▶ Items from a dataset
************
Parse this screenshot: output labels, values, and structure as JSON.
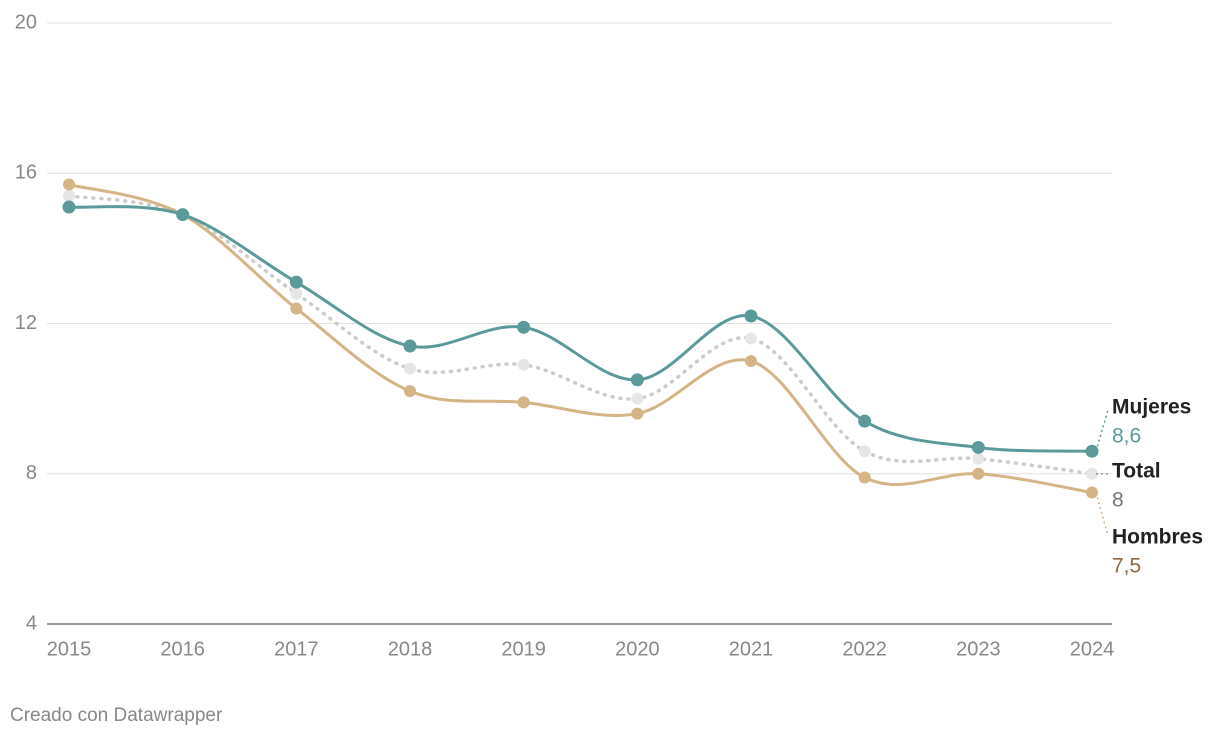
{
  "chart_data": {
    "type": "line",
    "categories": [
      "2015",
      "2016",
      "2017",
      "2018",
      "2019",
      "2020",
      "2021",
      "2022",
      "2023",
      "2024"
    ],
    "series": [
      {
        "name": "Mujeres",
        "color": "#5b9a9b",
        "style": "solid",
        "values": [
          15.1,
          14.9,
          13.1,
          11.4,
          11.9,
          10.5,
          12.2,
          9.4,
          8.7,
          8.6
        ],
        "value_labels": [
          null,
          null,
          null,
          null,
          null,
          null,
          null,
          null,
          null,
          "8,6"
        ]
      },
      {
        "name": "Total",
        "color": "#cccccc",
        "style": "dotted",
        "values": [
          15.4,
          14.9,
          12.8,
          10.8,
          10.9,
          10.0,
          11.6,
          8.6,
          8.4,
          8
        ],
        "value_labels": [
          null,
          null,
          null,
          null,
          null,
          null,
          null,
          null,
          null,
          "8"
        ]
      },
      {
        "name": "Hombres",
        "color": "#d5b486",
        "style": "solid",
        "values": [
          15.7,
          14.9,
          12.4,
          10.2,
          9.9,
          9.6,
          11.0,
          7.9,
          8.0,
          7.5
        ],
        "value_labels": [
          null,
          null,
          null,
          null,
          null,
          null,
          null,
          null,
          null,
          "7,5"
        ]
      }
    ],
    "ylim": [
      4,
      20
    ],
    "yticks": [
      4,
      8,
      12,
      16,
      20
    ],
    "grid": true,
    "footer": "Creado con Datawrapper"
  }
}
************
▶ Work required
Look through the data above. Copy every line with the string "color" in it.

▶ Written reply
        "color": "#5b9a9b",
        "color": "#cccccc",
        "color": "#d5b486",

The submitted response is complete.